SHORT PROBLEM: Exclude the pictures, then copy all remaining records exactly.

Data tied to figure images:
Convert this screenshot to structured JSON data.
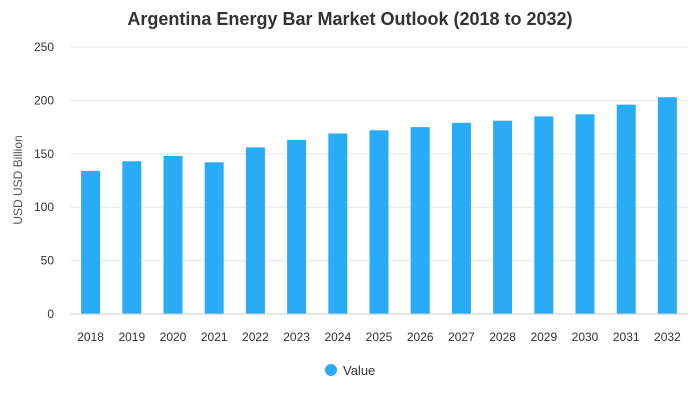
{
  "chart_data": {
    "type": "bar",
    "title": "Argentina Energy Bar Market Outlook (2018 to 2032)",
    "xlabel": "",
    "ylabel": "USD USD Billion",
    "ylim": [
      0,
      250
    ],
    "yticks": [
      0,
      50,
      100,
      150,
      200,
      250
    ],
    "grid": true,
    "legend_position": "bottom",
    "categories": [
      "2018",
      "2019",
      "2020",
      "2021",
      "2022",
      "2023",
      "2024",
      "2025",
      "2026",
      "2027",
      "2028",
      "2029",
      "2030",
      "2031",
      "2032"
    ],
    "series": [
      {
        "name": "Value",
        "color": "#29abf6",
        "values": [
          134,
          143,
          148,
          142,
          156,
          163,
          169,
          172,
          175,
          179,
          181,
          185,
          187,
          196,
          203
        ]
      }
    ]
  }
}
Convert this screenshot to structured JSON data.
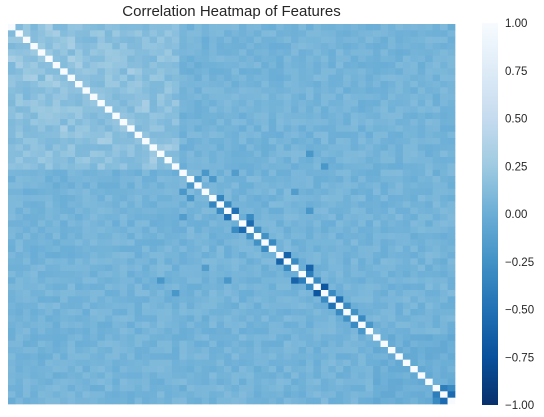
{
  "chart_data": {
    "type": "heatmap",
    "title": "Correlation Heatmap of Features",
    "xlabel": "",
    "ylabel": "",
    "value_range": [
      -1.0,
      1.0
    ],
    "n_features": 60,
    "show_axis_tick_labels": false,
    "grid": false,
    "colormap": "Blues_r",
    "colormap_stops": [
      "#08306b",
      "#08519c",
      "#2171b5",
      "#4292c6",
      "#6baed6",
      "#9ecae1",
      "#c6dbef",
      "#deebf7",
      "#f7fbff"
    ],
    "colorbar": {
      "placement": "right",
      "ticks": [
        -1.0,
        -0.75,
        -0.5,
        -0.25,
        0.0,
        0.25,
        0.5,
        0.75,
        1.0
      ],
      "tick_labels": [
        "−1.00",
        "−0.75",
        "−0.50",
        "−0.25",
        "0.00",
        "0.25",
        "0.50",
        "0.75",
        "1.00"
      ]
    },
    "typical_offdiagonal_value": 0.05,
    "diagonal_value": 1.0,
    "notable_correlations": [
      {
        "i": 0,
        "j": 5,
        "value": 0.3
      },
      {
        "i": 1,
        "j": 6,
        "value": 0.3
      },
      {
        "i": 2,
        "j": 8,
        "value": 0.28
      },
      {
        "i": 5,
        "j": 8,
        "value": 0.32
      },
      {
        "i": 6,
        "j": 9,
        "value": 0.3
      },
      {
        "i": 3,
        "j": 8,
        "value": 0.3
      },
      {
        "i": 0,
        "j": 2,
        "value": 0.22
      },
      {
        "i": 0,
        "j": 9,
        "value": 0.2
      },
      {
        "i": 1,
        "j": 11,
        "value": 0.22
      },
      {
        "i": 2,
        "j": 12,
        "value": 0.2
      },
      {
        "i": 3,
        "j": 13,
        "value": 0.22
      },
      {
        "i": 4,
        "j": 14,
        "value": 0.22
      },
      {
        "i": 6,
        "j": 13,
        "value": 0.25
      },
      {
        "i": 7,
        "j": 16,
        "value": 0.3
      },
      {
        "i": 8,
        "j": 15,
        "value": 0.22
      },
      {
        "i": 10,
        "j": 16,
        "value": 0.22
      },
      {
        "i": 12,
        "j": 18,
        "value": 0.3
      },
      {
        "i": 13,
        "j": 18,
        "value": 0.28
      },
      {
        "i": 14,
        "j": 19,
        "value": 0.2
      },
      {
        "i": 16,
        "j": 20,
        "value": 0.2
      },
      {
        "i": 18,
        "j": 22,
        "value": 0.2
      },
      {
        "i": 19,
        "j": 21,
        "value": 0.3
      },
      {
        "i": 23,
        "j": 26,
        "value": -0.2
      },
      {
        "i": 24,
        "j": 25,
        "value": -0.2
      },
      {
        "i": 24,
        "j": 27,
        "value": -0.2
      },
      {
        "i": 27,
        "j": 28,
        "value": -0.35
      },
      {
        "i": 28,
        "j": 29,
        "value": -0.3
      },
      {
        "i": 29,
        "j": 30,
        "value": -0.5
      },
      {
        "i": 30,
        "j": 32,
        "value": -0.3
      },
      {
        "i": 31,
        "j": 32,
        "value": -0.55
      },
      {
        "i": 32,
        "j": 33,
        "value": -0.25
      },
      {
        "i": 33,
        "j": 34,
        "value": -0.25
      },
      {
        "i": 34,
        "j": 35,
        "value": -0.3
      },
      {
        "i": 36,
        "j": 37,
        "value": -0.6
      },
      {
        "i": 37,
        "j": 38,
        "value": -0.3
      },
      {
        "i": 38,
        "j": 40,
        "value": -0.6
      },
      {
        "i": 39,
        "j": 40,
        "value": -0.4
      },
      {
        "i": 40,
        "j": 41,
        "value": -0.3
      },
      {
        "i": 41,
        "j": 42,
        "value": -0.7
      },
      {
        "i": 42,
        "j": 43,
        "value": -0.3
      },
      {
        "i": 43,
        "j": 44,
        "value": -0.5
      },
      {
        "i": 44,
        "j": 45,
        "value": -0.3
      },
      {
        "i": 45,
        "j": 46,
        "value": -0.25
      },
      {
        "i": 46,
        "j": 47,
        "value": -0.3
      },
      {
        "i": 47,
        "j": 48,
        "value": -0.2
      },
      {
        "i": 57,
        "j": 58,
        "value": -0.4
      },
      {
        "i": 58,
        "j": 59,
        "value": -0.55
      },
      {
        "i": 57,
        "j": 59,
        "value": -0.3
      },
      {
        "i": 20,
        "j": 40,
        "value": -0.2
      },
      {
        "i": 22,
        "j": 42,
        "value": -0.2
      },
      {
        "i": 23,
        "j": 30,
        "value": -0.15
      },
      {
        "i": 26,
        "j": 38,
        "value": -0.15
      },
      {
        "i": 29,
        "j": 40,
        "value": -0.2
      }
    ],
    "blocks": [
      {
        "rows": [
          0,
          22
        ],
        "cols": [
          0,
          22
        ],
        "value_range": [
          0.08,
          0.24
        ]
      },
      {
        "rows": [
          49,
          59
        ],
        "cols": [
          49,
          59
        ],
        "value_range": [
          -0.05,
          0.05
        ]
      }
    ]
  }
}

ANSWER FOR THE TASK:
Convert this screenshot to structured JSON data.
{
  "chart_data": {
    "type": "bar",
    "title": "Argentina Energy Bar Market Outlook (2018 to 2032)",
    "xlabel": "",
    "ylabel": "USD USD Billion",
    "ylim": [
      0,
      250
    ],
    "yticks": [
      0,
      50,
      100,
      150,
      200,
      250
    ],
    "grid": true,
    "legend_position": "bottom",
    "categories": [
      "2018",
      "2019",
      "2020",
      "2021",
      "2022",
      "2023",
      "2024",
      "2025",
      "2026",
      "2027",
      "2028",
      "2029",
      "2030",
      "2031",
      "2032"
    ],
    "series": [
      {
        "name": "Value",
        "color": "#29abf6",
        "values": [
          134,
          143,
          148,
          142,
          156,
          163,
          169,
          172,
          175,
          179,
          181,
          185,
          187,
          196,
          203
        ]
      }
    ]
  }
}
Convert this screenshot to structured JSON data.
{
  "chart_data": {
    "type": "heatmap",
    "title": "Correlation Heatmap of Features",
    "xlabel": "",
    "ylabel": "",
    "value_range": [
      -1.0,
      1.0
    ],
    "n_features": 60,
    "show_axis_tick_labels": false,
    "grid": false,
    "colormap": "Blues_r",
    "colormap_stops": [
      "#08306b",
      "#08519c",
      "#2171b5",
      "#4292c6",
      "#6baed6",
      "#9ecae1",
      "#c6dbef",
      "#deebf7",
      "#f7fbff"
    ],
    "colorbar": {
      "placement": "right",
      "ticks": [
        -1.0,
        -0.75,
        -0.5,
        -0.25,
        0.0,
        0.25,
        0.5,
        0.75,
        1.0
      ],
      "tick_labels": [
        "−1.00",
        "−0.75",
        "−0.50",
        "−0.25",
        "0.00",
        "0.25",
        "0.50",
        "0.75",
        "1.00"
      ]
    },
    "typical_offdiagonal_value": 0.05,
    "diagonal_value": 1.0,
    "notable_correlations": [
      {
        "i": 0,
        "j": 5,
        "value": 0.3
      },
      {
        "i": 1,
        "j": 6,
        "value": 0.3
      },
      {
        "i": 2,
        "j": 8,
        "value": 0.28
      },
      {
        "i": 5,
        "j": 8,
        "value": 0.32
      },
      {
        "i": 6,
        "j": 9,
        "value": 0.3
      },
      {
        "i": 3,
        "j": 8,
        "value": 0.3
      },
      {
        "i": 0,
        "j": 2,
        "value": 0.22
      },
      {
        "i": 0,
        "j": 9,
        "value": 0.2
      },
      {
        "i": 1,
        "j": 11,
        "value": 0.22
      },
      {
        "i": 2,
        "j": 12,
        "value": 0.2
      },
      {
        "i": 3,
        "j": 13,
        "value": 0.22
      },
      {
        "i": 4,
        "j": 14,
        "value": 0.22
      },
      {
        "i": 6,
        "j": 13,
        "value": 0.25
      },
      {
        "i": 7,
        "j": 16,
        "value": 0.3
      },
      {
        "i": 8,
        "j": 15,
        "value": 0.22
      },
      {
        "i": 10,
        "j": 16,
        "value": 0.22
      },
      {
        "i": 12,
        "j": 18,
        "value": 0.3
      },
      {
        "i": 13,
        "j": 18,
        "value": 0.28
      },
      {
        "i": 14,
        "j": 19,
        "value": 0.2
      },
      {
        "i": 16,
        "j": 20,
        "value": 0.2
      },
      {
        "i": 18,
        "j": 22,
        "value": 0.2
      },
      {
        "i": 19,
        "j": 21,
        "value": 0.3
      },
      {
        "i": 23,
        "j": 26,
        "value": -0.2
      },
      {
        "i": 24,
        "j": 25,
        "value": -0.2
      },
      {
        "i": 24,
        "j": 27,
        "value": -0.2
      },
      {
        "i": 27,
        "j": 28,
        "value": -0.35
      },
      {
        "i": 28,
        "j": 29,
        "value": -0.3
      },
      {
        "i": 29,
        "j": 30,
        "value": -0.5
      },
      {
        "i": 30,
        "j": 32,
        "value": -0.3
      },
      {
        "i": 31,
        "j": 32,
        "value": -0.55
      },
      {
        "i": 32,
        "j": 33,
        "value": -0.25
      },
      {
        "i": 33,
        "j": 34,
        "value": -0.25
      },
      {
        "i": 34,
        "j": 35,
        "value": -0.3
      },
      {
        "i": 36,
        "j": 37,
        "value": -0.6
      },
      {
        "i": 37,
        "j": 38,
        "value": -0.3
      },
      {
        "i": 38,
        "j": 40,
        "value": -0.6
      },
      {
        "i": 39,
        "j": 40,
        "value": -0.4
      },
      {
        "i": 40,
        "j": 41,
        "value": -0.3
      },
      {
        "i": 41,
        "j": 42,
        "value": -0.7
      },
      {
        "i": 42,
        "j": 43,
        "value": -0.3
      },
      {
        "i": 43,
        "j": 44,
        "value": -0.5
      },
      {
        "i": 44,
        "j": 45,
        "value": -0.3
      },
      {
        "i": 45,
        "j": 46,
        "value": -0.25
      },
      {
        "i": 46,
        "j": 47,
        "value": -0.3
      },
      {
        "i": 47,
        "j": 48,
        "value": -0.2
      },
      {
        "i": 57,
        "j": 58,
        "value": -0.4
      },
      {
        "i": 58,
        "j": 59,
        "value": -0.55
      },
      {
        "i": 57,
        "j": 59,
        "value": -0.3
      },
      {
        "i": 20,
        "j": 40,
        "value": -0.2
      },
      {
        "i": 22,
        "j": 42,
        "value": -0.2
      },
      {
        "i": 23,
        "j": 30,
        "value": -0.15
      },
      {
        "i": 26,
        "j": 38,
        "value": -0.15
      },
      {
        "i": 29,
        "j": 40,
        "value": -0.2
      }
    ],
    "blocks": [
      {
        "rows": [
          0,
          22
        ],
        "cols": [
          0,
          22
        ],
        "value_range": [
          0.08,
          0.24
        ]
      },
      {
        "rows": [
          49,
          59
        ],
        "cols": [
          49,
          59
        ],
        "value_range": [
          -0.05,
          0.05
        ]
      }
    ]
  }
}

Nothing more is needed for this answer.